What to do ▸
Below are some records. How many of their lines contain the string "printer"? Give the number only.

Record excerpts ▸
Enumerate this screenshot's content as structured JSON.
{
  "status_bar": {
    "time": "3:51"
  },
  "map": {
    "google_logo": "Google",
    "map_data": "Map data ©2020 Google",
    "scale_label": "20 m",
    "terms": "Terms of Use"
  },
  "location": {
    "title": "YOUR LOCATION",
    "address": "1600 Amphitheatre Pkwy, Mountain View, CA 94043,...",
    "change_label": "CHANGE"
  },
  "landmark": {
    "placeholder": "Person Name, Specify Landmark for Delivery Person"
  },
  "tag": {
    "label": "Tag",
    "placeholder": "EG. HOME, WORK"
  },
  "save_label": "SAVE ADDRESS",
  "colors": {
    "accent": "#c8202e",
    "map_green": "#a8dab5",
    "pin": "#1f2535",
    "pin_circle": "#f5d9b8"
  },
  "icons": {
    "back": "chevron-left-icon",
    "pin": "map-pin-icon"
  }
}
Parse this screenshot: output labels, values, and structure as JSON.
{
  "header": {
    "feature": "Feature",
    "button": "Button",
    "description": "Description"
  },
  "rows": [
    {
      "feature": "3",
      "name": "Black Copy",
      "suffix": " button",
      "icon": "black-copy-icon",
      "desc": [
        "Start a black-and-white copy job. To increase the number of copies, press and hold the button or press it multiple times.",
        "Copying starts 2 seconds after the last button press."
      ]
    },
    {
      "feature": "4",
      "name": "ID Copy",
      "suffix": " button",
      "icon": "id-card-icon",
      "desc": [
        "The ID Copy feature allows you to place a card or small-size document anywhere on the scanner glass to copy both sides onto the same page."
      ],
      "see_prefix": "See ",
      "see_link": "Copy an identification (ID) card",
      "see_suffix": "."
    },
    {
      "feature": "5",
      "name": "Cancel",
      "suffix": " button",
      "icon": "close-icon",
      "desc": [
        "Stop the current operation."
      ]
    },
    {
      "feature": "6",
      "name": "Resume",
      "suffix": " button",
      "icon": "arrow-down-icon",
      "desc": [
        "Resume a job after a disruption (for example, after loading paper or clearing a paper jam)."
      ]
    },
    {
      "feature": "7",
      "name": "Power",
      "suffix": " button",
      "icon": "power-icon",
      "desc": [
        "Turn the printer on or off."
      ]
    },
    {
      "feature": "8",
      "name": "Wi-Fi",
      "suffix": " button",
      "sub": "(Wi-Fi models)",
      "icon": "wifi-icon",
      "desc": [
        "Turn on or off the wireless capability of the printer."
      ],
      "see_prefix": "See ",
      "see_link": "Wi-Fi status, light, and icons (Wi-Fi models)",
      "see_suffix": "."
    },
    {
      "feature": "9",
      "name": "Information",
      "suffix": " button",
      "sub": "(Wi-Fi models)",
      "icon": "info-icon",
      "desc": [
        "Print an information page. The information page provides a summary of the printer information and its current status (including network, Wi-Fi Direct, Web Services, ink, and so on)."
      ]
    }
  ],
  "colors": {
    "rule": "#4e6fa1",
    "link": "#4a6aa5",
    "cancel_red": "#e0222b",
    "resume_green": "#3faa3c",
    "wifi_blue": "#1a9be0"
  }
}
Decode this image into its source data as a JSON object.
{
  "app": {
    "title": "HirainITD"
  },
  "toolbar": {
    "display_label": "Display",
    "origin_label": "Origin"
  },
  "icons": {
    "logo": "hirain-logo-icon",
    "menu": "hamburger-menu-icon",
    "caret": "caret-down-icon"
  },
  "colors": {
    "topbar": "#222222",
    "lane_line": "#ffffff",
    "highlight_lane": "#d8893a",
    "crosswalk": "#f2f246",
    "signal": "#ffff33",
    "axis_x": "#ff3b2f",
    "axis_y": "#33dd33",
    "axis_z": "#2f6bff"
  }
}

Output of the exercise ▸
3